BRIEF:
Select, from the data, each line where "text" occurs.
'''
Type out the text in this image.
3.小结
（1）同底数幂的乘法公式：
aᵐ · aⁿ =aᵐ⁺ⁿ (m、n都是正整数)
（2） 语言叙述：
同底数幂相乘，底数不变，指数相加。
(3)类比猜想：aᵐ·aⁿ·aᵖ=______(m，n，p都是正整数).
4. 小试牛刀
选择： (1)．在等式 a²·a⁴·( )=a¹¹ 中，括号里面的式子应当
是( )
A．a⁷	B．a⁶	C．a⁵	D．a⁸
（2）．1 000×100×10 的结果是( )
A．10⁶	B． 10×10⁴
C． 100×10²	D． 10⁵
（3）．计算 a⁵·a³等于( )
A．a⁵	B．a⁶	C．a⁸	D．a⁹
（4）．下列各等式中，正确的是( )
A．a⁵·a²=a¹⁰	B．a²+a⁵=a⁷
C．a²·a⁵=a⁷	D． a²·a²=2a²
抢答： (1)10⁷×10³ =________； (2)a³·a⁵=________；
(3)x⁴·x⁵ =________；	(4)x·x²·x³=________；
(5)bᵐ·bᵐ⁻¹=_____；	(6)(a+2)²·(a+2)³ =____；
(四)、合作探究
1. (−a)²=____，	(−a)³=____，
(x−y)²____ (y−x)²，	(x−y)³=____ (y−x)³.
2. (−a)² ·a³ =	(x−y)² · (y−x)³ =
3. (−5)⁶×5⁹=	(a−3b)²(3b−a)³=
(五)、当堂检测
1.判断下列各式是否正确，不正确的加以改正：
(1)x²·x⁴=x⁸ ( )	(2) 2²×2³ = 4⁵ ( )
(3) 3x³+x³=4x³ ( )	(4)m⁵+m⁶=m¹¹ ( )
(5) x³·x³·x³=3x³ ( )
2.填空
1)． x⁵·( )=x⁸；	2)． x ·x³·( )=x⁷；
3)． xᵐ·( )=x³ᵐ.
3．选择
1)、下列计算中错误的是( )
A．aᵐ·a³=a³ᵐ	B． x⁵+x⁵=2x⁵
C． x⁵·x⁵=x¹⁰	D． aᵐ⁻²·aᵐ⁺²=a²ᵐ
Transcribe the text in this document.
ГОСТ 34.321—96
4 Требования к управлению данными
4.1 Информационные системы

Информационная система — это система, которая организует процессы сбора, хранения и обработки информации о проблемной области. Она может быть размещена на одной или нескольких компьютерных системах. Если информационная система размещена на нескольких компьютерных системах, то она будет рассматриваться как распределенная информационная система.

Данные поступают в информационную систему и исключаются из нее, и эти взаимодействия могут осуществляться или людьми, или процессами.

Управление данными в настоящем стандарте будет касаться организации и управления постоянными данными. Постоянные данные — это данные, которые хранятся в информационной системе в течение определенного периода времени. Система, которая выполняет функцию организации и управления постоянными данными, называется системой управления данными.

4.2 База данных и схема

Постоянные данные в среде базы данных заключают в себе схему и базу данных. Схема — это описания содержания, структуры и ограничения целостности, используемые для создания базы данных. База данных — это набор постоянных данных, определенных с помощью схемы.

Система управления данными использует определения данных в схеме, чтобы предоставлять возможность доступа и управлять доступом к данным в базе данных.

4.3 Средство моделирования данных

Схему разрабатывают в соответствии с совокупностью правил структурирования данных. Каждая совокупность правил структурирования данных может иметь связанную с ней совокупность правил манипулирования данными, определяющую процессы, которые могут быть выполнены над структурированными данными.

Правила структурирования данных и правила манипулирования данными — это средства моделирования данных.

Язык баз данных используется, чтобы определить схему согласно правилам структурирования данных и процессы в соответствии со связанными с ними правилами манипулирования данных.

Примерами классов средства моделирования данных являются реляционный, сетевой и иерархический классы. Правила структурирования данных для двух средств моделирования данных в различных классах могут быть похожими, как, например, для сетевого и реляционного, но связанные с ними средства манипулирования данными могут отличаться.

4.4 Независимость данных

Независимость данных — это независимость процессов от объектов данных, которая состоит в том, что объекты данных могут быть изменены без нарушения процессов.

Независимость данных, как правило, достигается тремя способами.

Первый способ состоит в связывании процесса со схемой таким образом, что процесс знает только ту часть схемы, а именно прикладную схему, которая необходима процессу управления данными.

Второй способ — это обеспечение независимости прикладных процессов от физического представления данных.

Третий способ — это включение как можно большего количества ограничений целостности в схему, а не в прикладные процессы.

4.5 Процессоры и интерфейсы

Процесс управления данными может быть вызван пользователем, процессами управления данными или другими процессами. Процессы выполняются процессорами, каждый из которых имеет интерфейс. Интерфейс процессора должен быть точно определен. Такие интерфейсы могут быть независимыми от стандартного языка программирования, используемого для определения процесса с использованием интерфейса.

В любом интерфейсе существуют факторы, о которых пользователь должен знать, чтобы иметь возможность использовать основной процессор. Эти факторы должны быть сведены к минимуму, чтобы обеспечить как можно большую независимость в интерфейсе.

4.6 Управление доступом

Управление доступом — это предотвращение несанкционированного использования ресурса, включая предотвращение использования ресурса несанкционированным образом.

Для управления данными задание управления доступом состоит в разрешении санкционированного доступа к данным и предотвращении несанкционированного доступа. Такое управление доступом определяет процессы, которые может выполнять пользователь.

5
'''
WRITTEN ANSWER:
Type out the text in this image.
Transcribe the text in this document.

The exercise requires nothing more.